## Recorded data
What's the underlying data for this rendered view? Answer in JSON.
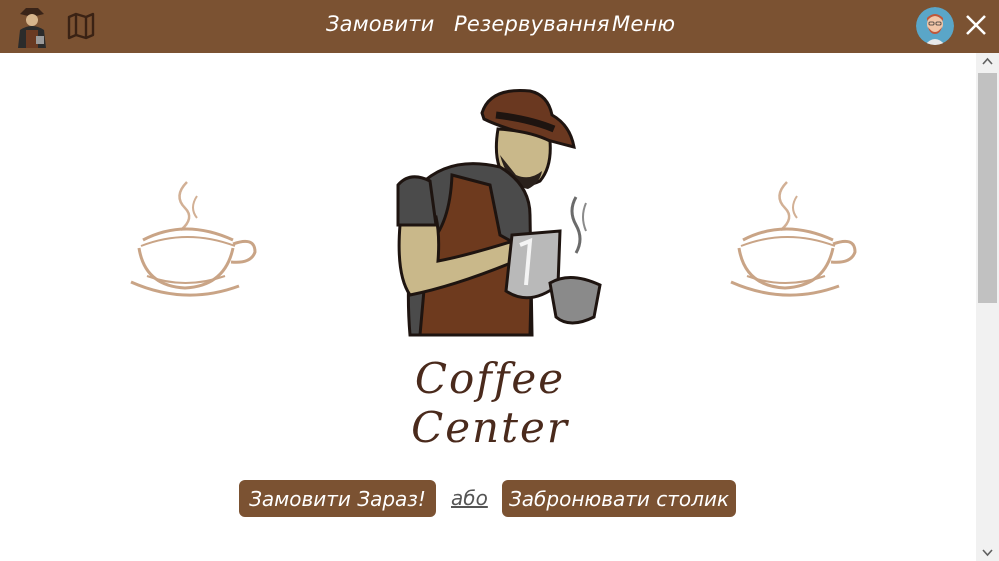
{
  "header": {
    "nav": [
      {
        "label": "Замовити"
      },
      {
        "label": "Резервування"
      },
      {
        "label": "Меню"
      }
    ]
  },
  "hero": {
    "title": "Coffee Center"
  },
  "actions": {
    "order_label": "Замовити Зараз!",
    "or_label": "або",
    "reserve_label": "Забронювати столик"
  },
  "colors": {
    "header_bg": "#7b5232",
    "button_bg": "#7b5232",
    "title_color": "#4a2a1c",
    "cup_color": "#c9a486"
  },
  "icons": [
    "barista-logo-icon",
    "map-icon",
    "avatar-icon",
    "close-icon",
    "coffee-cup-icon"
  ]
}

## Required task
Locate each line with the word "Замовити" and copy it.

## Answer in full
        "label": "Замовити"
    "order_label": "Замовити Зараз!",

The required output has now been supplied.